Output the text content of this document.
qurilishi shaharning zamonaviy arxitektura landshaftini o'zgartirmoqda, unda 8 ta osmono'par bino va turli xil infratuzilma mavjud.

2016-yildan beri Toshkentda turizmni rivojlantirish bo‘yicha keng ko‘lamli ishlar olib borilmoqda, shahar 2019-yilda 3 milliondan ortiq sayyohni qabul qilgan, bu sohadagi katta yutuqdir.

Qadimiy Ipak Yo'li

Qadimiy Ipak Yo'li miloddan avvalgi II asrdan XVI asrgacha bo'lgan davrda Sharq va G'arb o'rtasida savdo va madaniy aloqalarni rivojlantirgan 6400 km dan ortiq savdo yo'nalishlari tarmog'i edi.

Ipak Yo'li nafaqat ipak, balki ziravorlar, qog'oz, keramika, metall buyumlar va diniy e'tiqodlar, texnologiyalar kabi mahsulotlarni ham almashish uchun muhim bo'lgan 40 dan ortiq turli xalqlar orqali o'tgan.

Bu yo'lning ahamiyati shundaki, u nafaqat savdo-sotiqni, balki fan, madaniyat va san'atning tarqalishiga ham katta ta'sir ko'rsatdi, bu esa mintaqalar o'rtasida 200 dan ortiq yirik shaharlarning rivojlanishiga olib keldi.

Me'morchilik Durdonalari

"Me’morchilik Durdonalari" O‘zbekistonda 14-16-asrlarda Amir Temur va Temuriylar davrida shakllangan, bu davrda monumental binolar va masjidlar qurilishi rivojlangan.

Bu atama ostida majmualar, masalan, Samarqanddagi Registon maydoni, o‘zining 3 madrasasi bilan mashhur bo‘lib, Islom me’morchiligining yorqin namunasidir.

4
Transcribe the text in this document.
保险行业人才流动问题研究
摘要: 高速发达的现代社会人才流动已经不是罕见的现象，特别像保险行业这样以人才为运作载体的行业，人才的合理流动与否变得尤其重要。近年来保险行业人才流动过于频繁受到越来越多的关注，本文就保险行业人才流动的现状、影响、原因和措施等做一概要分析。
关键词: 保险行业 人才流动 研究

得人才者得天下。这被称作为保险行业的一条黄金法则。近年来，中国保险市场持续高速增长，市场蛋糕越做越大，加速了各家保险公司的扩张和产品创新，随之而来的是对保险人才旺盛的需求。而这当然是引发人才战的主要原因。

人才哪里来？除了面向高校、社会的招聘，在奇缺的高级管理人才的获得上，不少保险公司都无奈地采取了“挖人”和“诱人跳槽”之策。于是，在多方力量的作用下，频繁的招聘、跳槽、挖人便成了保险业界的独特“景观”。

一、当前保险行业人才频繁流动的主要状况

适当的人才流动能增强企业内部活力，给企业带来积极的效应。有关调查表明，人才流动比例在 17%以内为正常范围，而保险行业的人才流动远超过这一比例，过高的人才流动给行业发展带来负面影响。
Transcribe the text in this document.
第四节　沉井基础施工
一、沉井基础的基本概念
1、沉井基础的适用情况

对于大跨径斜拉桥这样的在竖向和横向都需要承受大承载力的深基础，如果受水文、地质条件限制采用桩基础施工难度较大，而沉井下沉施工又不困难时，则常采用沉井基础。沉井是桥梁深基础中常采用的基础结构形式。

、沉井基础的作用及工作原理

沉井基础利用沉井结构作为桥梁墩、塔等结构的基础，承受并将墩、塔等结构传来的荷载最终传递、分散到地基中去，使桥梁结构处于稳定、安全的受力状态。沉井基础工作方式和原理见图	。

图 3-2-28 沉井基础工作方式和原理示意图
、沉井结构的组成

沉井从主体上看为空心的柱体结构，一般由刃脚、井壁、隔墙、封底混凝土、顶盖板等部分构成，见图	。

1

####################

> [Directive]: Reproduce the full set of records precisely.

> [Problem solution]:
Output the text content of this document.
qurilishi shaharning zamonaviy arxitektura landshaftini o'zgartirmoqda, unda 8 ta osmono'par bino va turli xil infratuzilma mavjud.

2016-yildan beri Toshkentda turizmni rivojlantirish bo‘yicha keng ko‘lamli ishlar olib borilmoqda, shahar 2019-yilda 3 milliondan ortiq sayyohni qabul qilgan, bu sohadagi katta yutuqdir.

Qadimiy Ipak Yo'li

Qadimiy Ipak Yo'li miloddan avvalgi II asrdan XVI asrgacha bo'lgan davrda Sharq va G'arb o'rtasida savdo va madaniy aloqalarni rivojlantirgan 6400 km dan ortiq savdo yo'nalishlari tarmog'i edi.

Ipak Yo'li nafaqat ipak, balki ziravorlar, qog'oz, keramika, metall buyumlar va diniy e'tiqodlar, texnologiyalar kabi mahsulotlarni ham almashish uchun muhim bo'lgan 40 dan ortiq turli xalqlar orqali o'tgan.

Bu yo'lning ahamiyati shundaki, u nafaqat savdo-sotiqni, balki fan, madaniyat va san'atning tarqalishiga ham katta ta'sir ko'rsatdi, bu esa mintaqalar o'rtasida 200 dan ortiq yirik shaharlarning rivojlanishiga olib keldi.

Me'morchilik Durdonalari

"Me’morchilik Durdonalari" O‘zbekistonda 14-16-asrlarda Amir Temur va Temuriylar davrida shakllangan, bu davrda monumental binolar va masjidlar qurilishi rivojlangan.

Bu atama ostida majmualar, masalan, Samarqanddagi Registon maydoni, o‘zining 3 madrasasi bilan mashhur bo‘lib, Islom me’morchiligining yorqin namunasidir.

4
Transcribe the text in this document.
保险行业人才流动问题研究
摘要: 高速发达的现代社会人才流动已经不是罕见的现象，特别像保险行业这样以人才为运作载体的行业，人才的合理流动与否变得尤其重要。近年来保险行业人才流动过于频繁受到越来越多的关注，本文就保险行业人才流动的现状、影响、原因和措施等做一概要分析。
关键词: 保险行业 人才流动 研究

得人才者得天下。这被称作为保险行业的一条黄金法则。近年来，中国保险市场持续高速增长，市场蛋糕越做越大，加速了各家保险公司的扩张和产品创新，随之而来的是对保险人才旺盛的需求。而这当然是引发人才战的主要原因。

人才哪里来？除了面向高校、社会的招聘，在奇缺的高级管理人才的获得上，不少保险公司都无奈地采取了“挖人”和“诱人跳槽”之策。于是，在多方力量的作用下，频繁的招聘、跳槽、挖人便成了保险业界的独特“景观”。

一、当前保险行业人才频繁流动的主要状况

适当的人才流动能增强企业内部活力，给企业带来积极的效应。有关调查表明，人才流动比例在 17%以内为正常范围，而保险行业的人才流动远超过这一比例，过高的人才流动给行业发展带来负面影响。
Transcribe the text in this document.
第四节　沉井基础施工
一、沉井基础的基本概念
1、沉井基础的适用情况

对于大跨径斜拉桥这样的在竖向和横向都需要承受大承载力的深基础，如果受水文、地质条件限制采用桩基础施工难度较大，而沉井下沉施工又不困难时，则常采用沉井基础。沉井是桥梁深基础中常采用的基础结构形式。

、沉井基础的作用及工作原理

沉井基础利用沉井结构作为桥梁墩、塔等结构的基础，承受并将墩、塔等结构传来的荷载最终传递、分散到地基中去，使桥梁结构处于稳定、安全的受力状态。沉井基础工作方式和原理见图	。

图 3-2-28 沉井基础工作方式和原理示意图
、沉井结构的组成

沉井从主体上看为空心的柱体结构，一般由刃脚、井壁、隔墙、封底混凝土、顶盖板等部分构成，见图	。

1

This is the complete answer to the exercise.